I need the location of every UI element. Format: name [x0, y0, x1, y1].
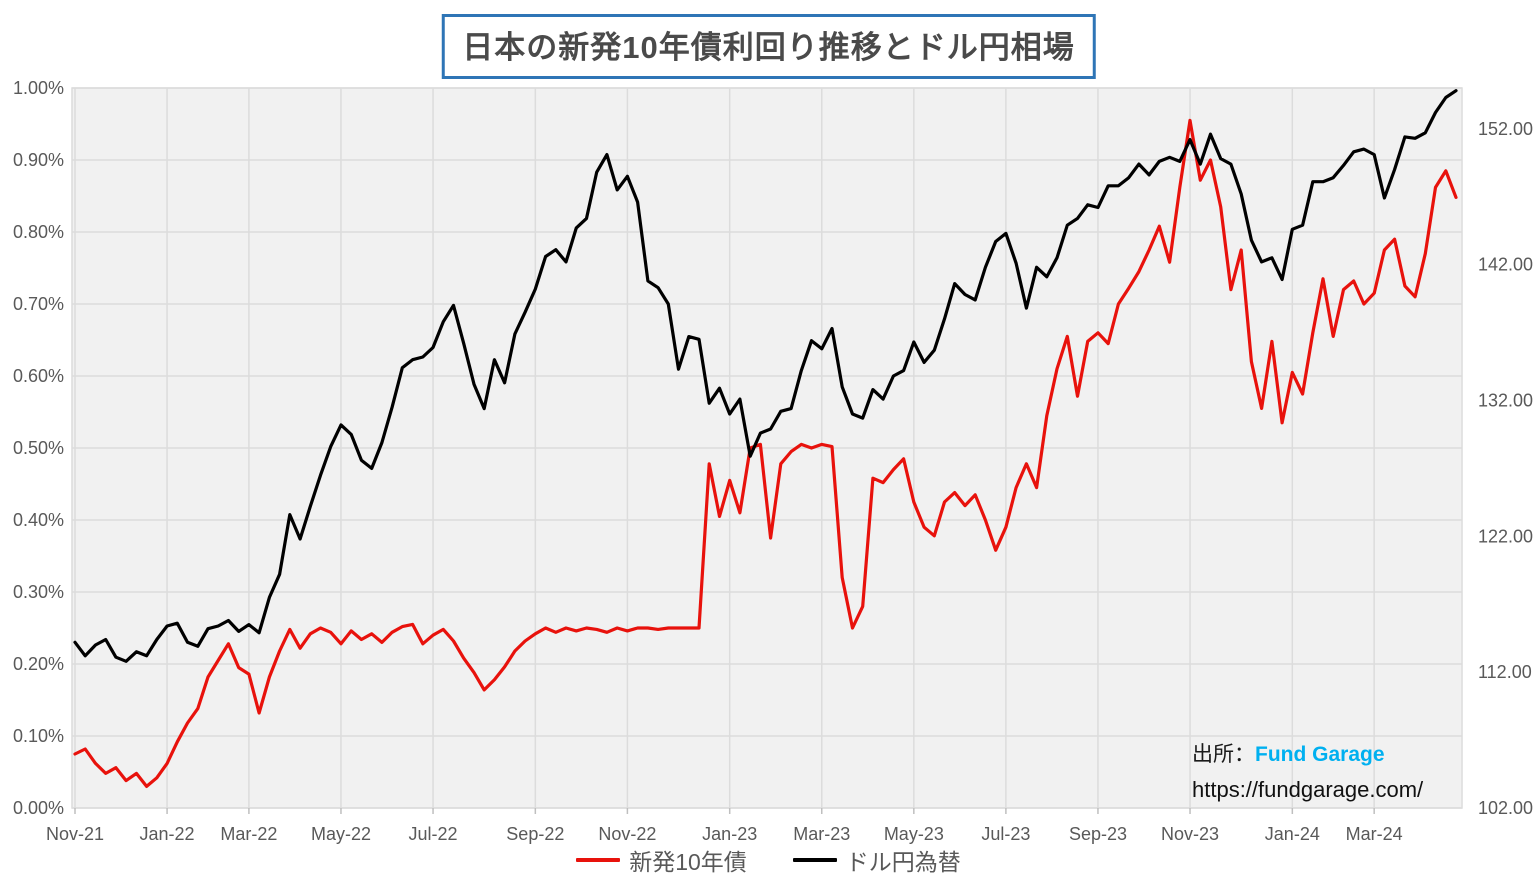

■ ■ ■

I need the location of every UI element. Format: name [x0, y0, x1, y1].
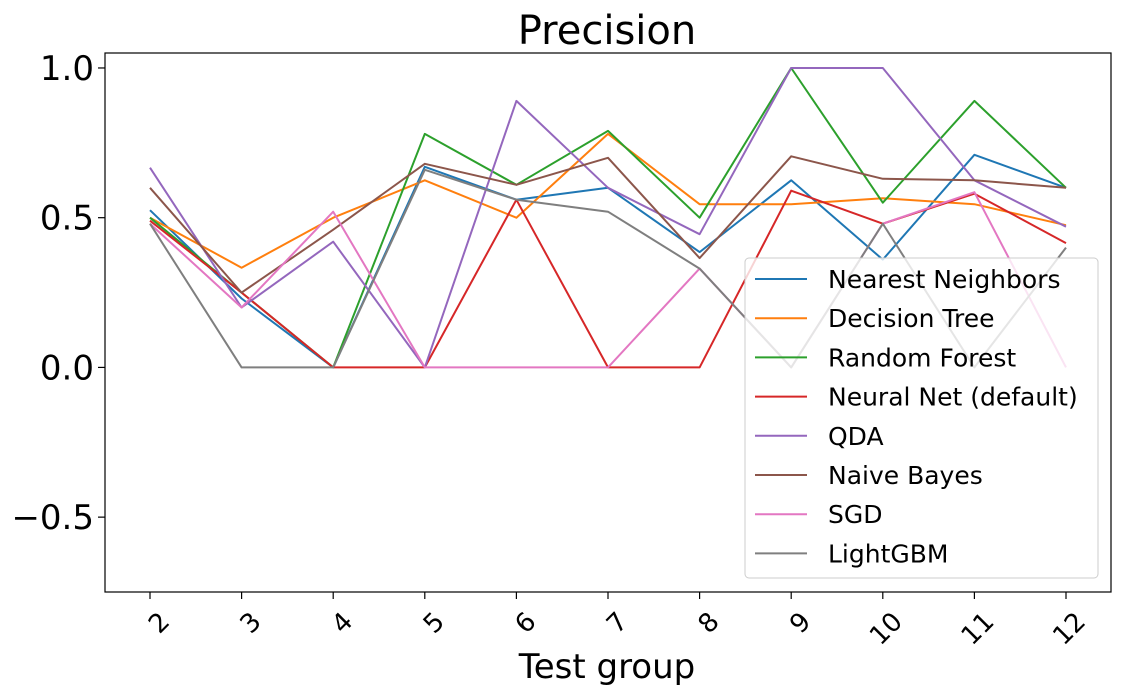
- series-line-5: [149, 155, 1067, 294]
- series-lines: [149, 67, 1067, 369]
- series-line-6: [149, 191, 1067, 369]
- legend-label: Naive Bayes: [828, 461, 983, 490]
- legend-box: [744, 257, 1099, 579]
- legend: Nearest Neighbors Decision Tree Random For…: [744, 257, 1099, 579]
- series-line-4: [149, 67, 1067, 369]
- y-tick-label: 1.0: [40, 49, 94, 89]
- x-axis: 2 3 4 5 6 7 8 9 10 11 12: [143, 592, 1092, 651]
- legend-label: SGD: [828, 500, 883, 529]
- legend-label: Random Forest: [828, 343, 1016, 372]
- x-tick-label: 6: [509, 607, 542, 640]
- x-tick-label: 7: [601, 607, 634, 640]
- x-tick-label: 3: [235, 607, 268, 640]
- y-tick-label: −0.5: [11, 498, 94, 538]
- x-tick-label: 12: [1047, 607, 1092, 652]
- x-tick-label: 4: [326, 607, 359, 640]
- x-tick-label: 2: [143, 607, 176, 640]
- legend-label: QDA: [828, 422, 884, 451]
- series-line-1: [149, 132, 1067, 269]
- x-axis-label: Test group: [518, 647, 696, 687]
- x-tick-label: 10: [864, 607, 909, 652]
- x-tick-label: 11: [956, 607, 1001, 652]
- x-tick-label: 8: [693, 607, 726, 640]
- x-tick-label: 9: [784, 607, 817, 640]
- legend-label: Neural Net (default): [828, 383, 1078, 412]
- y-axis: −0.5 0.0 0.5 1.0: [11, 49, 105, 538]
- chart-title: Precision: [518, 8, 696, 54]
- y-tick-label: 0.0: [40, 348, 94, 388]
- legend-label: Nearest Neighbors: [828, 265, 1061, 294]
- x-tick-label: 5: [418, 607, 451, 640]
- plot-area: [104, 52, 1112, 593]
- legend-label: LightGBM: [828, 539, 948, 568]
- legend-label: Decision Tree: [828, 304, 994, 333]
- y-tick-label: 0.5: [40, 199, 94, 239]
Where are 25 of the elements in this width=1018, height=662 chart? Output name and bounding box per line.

■ ■ ■

Please gather every line of the listing above that contains the word "axis", and copy each one unchanged.

Result below ->
- x-axis: 2 3 4 5 6 7 8 9 10 11 12: [143, 592, 1092, 651]
- x-axis-label: Test group: [518, 647, 696, 687]
- y-axis: −0.5 0.0 0.5 1.0: [11, 49, 105, 538]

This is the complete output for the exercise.